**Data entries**
━━━━━━━━━━━━━━━━━━━━━━━━━━━━━━

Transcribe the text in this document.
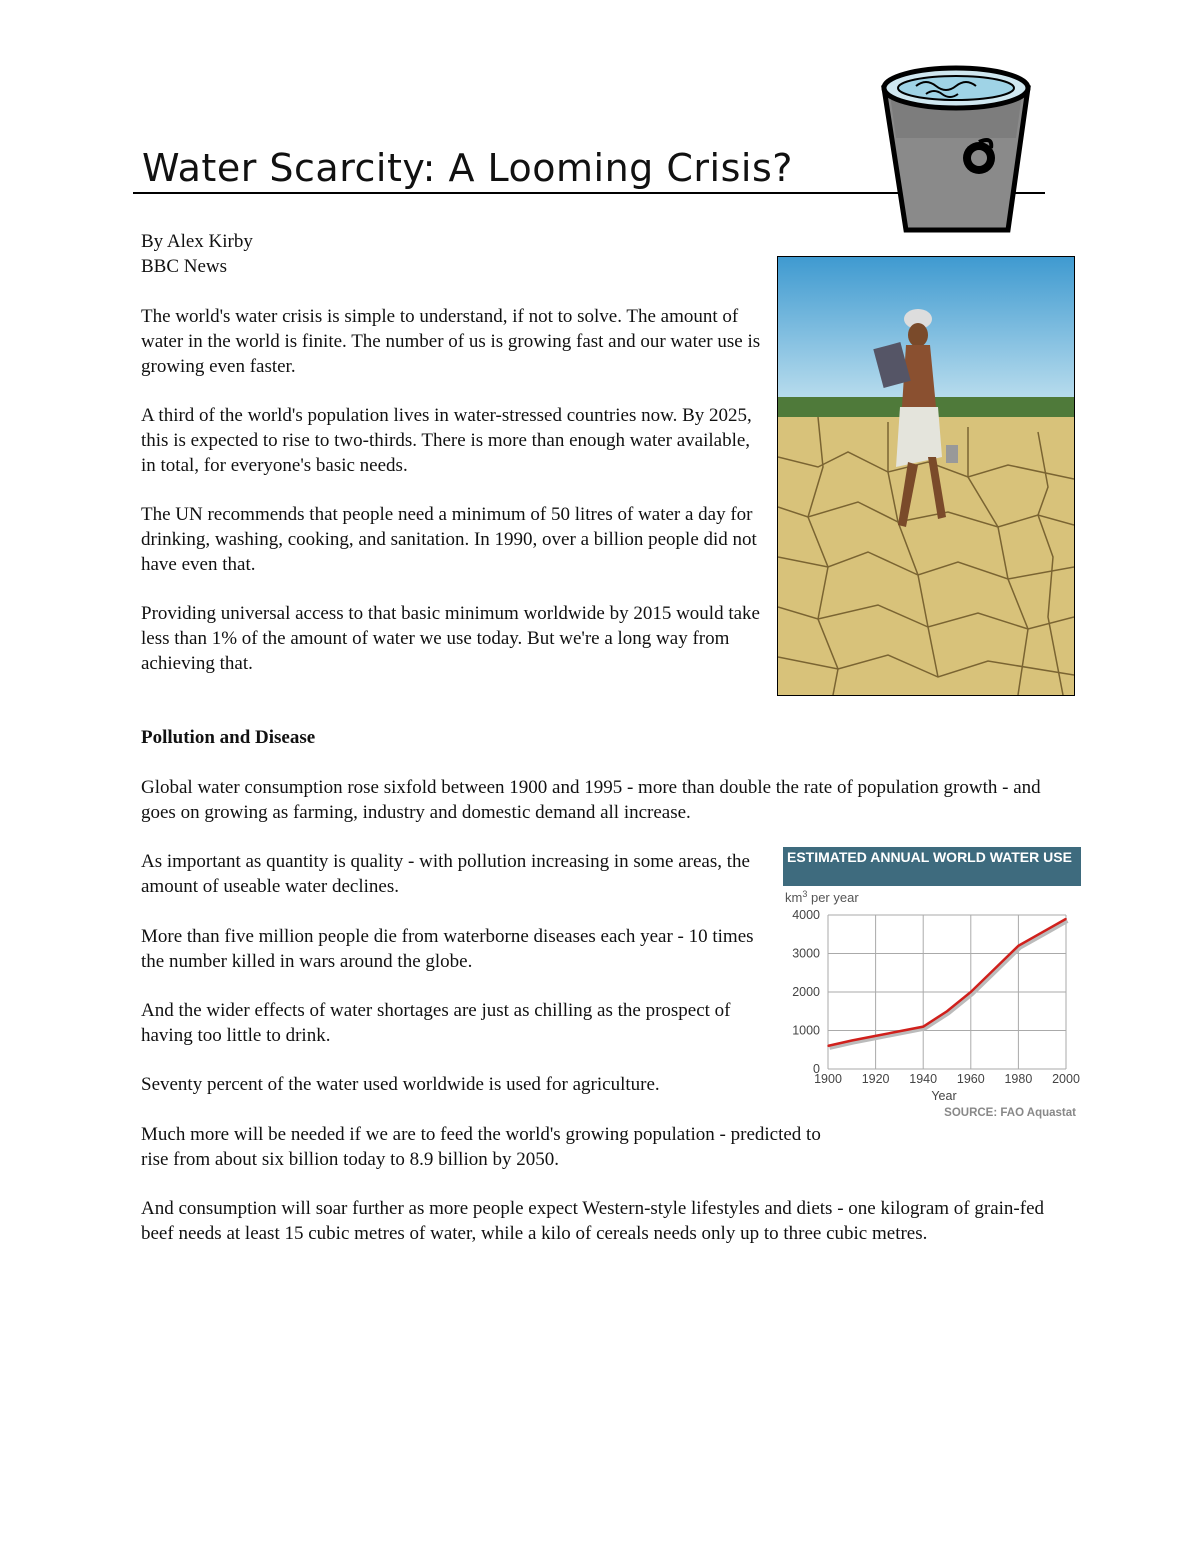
Water Scarcity: A Looming Crisis?

By Alex Kirby

BBC News

The world's water crisis is simple to understand, if not to solve. The amount of water in the world is finite. The number of us is growing fast and our water use is growing even faster.
A third of the world's population lives in water-stressed countries now. By 2025, this is expected to rise to two-thirds. There is more than enough water available, in total, for everyone's basic needs.
The UN recommends that people need a minimum of 50 litres of water a day for drinking, washing, cooking, and sanitation. In 1990, over a billion people did not have even that.
Providing universal access to that basic minimum worldwide by 2015 would take less than 1% of the amount of water we use today. But we're a long way from achieving that.
Pollution and Disease
Global water consumption rose sixfold between 1900 and 1995 - more than double the rate of population growth - and goes on growing as farming, industry and domestic demand all increase.
As important as quantity is quality - with pollution increasing in some areas, the amount of useable water declines.
More than five million people die from waterborne diseases each year - 10 times the number killed in wars around the globe.
And the wider effects of water shortages are just as chilling as the prospect of having too little to drink.
Seventy percent of the water used worldwide is used for agriculture.
Much more will be needed if we are to feed the world's growing population - predicted to rise from about six billion today to 8.9 billion by 2050.
And consumption will soar further as more people expect Western-style lifestyles and diets - one kilogram of grain-fed beef needs at least 15 cubic metres of water, while a kilo of cereals needs only up to three cubic metres.
ESTIMATED ANNUAL WORLD WATER USE
$km^3$ per year
0
1000
2000
3000
4000
1900 1920 1940 1960 1980 2000
Year
SOURCE: FAO Aquastat
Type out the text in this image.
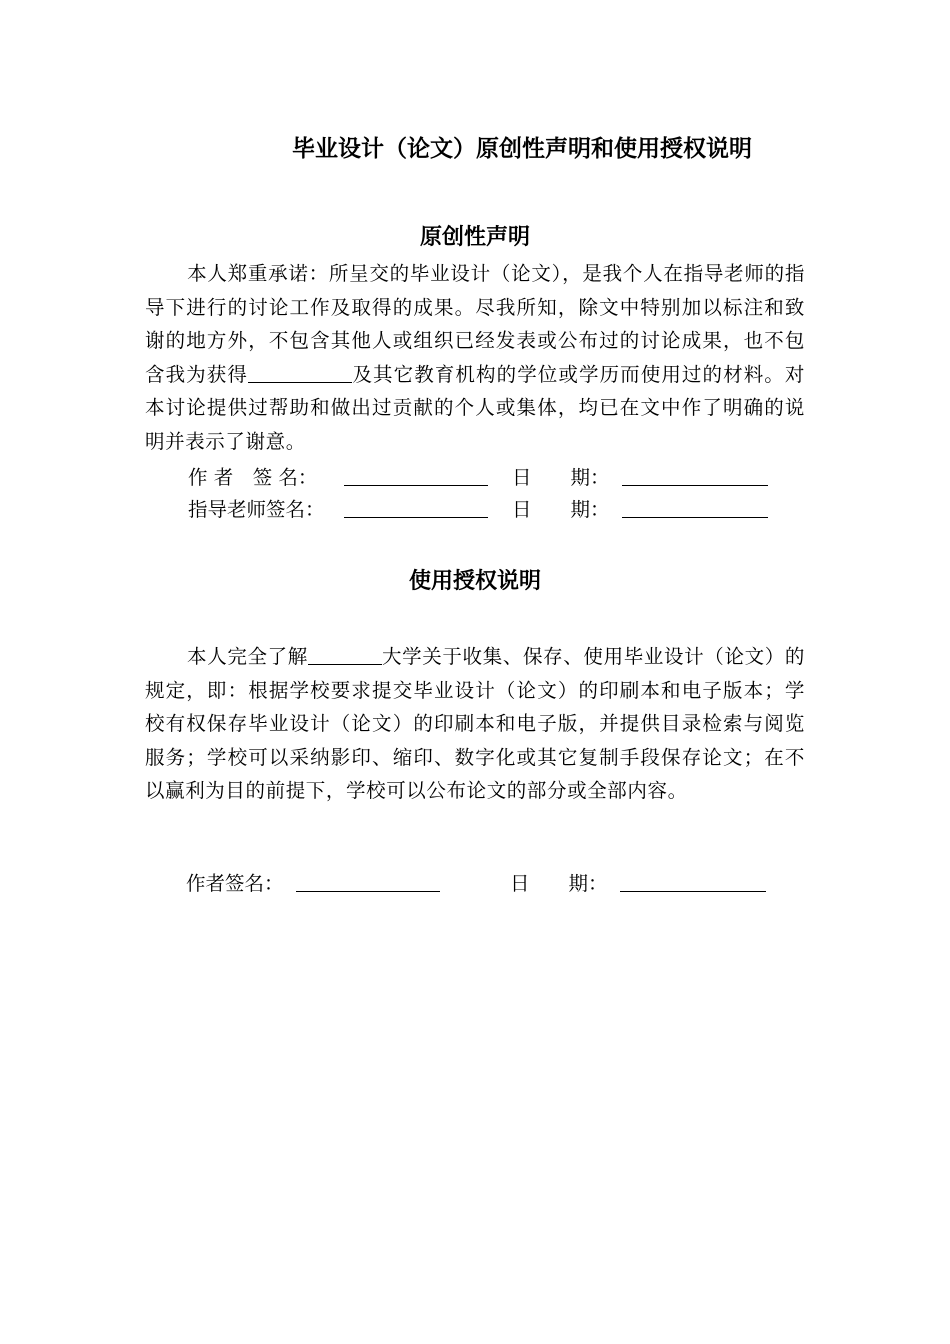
毕业设计（论文）原创性声明和使用授权说明
原创性声明
本人郑重承诺：所呈交的毕业设计（论文），是我个人在指导老师的指导下进行的讨论工作及取得的成果。尽我所知，除文中特别加以标注和致谢的地方外，不包含其他人或组织已经发表或公布过的讨论成果，也不包含我为获得	及其它教育机构的学位或学历而使用过的材料。对本讨论提供过帮助和做出过贡献的个人或集体，均已在文中作了明确的说明并表示了谢意。
作 者　签 名：	日　　期：
指导老师签名：	日　　期：
使用授权说明
本人完全了解	大学关于收集、保存、使用毕业设计（论文）的规定，即：根据学校要求提交毕业设计（论文）的印刷本和电子版本；学校有权保存毕业设计（论文）的印刷本和电子版，并提供目录检索与阅览服务；学校可以采纳影印、缩印、数字化或其它复制手段保存论文；在不以赢利为目的前提下，学校可以公布论文的部分或全部内容。
作者签名：	日　　期：
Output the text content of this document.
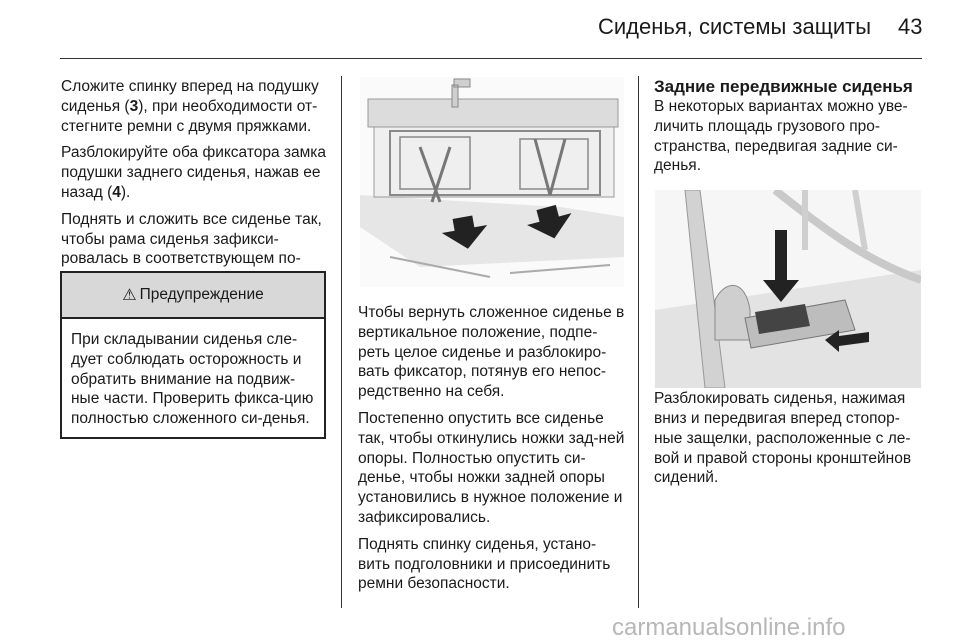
Сиденья, системы защиты 43

Сложите спинку вперед на подушку сиденья (3), при необходимости от-стегните ремни с двумя пряжками.

Разблокируйте оба фиксатора замка подушки заднего сиденья, нажав ее назад (4).

Поднять и сложить все сиденье так, чтобы рама сиденья зафикси-ровалась в соответствующем по-

⚠ Предупреждение
При складывании сиденья сле-дует соблюдать осторожность и обратить внимание на подвиж-ные части. Проверить фикса-цию полностью сложенного си-денья.

Чтобы вернуть сложенное сиденье в вертикальное положение, подпе-реть целое сиденье и разблокиро-вать фиксатор, потянув его непос-редственно на себя.

Постепенно опустить все сиденье так, чтобы откинулись ножки зад-ней опоры. Полностью опустить си-денье, чтобы ножки задней опоры установились в нужное положение и зафиксировались.

Поднять спинку сиденья, устано-вить подголовники и присоединить ремни безопасности.

Задние передвижные сиденья

В некоторых вариантах можно уве-личить площадь грузового про-странства, передвигая задние си-денья.

Разблокировать сиденья, нажимая вниз и передвигая вперед стопор-ные защелки, расположенные с ле-вой и правой стороны кронштейнов сидений.

carmanualsonline.info
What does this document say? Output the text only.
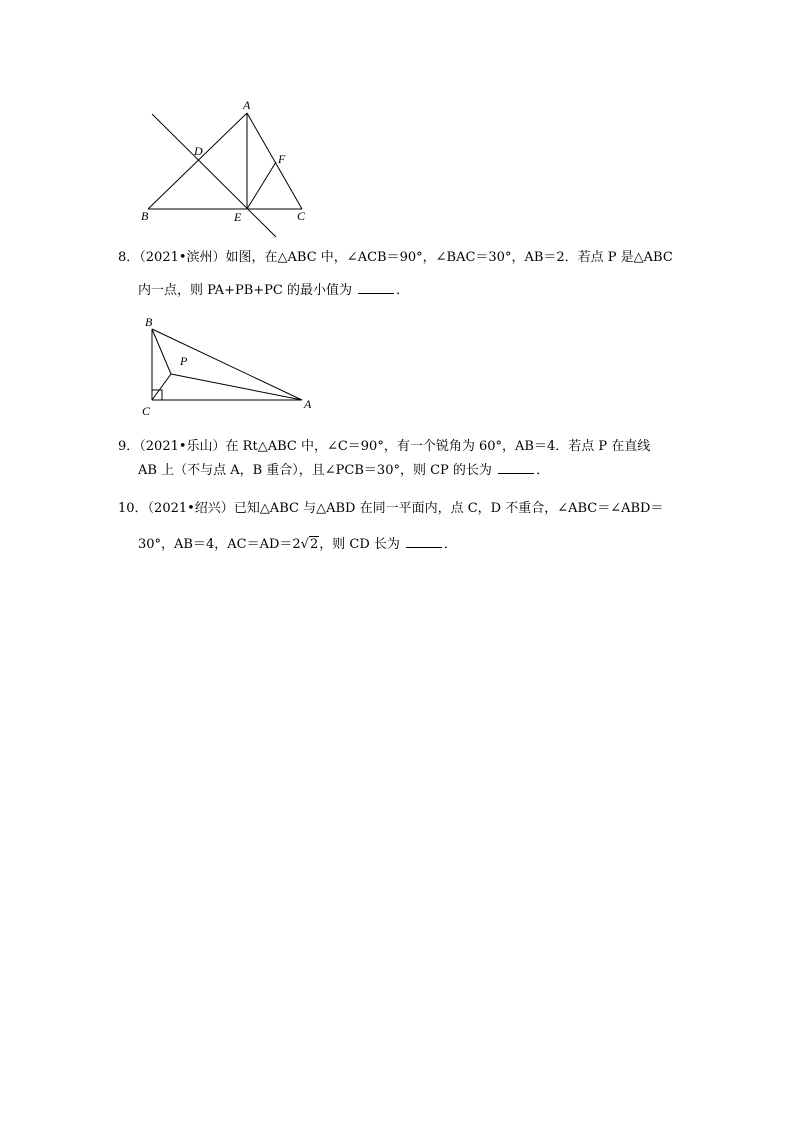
A
B	C
D
E
F
8．（2021•滨州）如图，在△ABC 中，∠ACB＝90°，∠BAC＝30°，AB＝2．若点 P 是△ABC
内一点，则 PA+PB+PC 的最小值为	．
B
C	A
P
9．（2021•乐山）在 Rt△ABC 中，∠C＝90°，有一个锐角为 60°，AB＝4．若点 P 在直线
AB 上（不与点 A，B 重合），且∠PCB＝30°，则 CP 的长为	．
10．（2021•绍兴）已知△ABC 与△ABD 在同一平面内，点 C，D 不重合，∠ABC＝∠ABD＝
30°，AB＝4，AC＝AD＝2√2，则 CD 长为	．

━━━━━━━━━━━━━━━━━━━━━━━━━━━━━━

**WHAT IS ASKED**
Copy, from the material above, each line in which the string "basic" occurs.

**FULL RESPONSE**
A third of the world's population lives in water-stressed countries now. By 2025, this is expected to rise to two-thirds. There is more than enough water available, in total, for everyone's basic needs.
Providing universal access to that basic minimum worldwide by 2015 would take less than 1% of the amount of water we use today. But we're a long way from achieving that.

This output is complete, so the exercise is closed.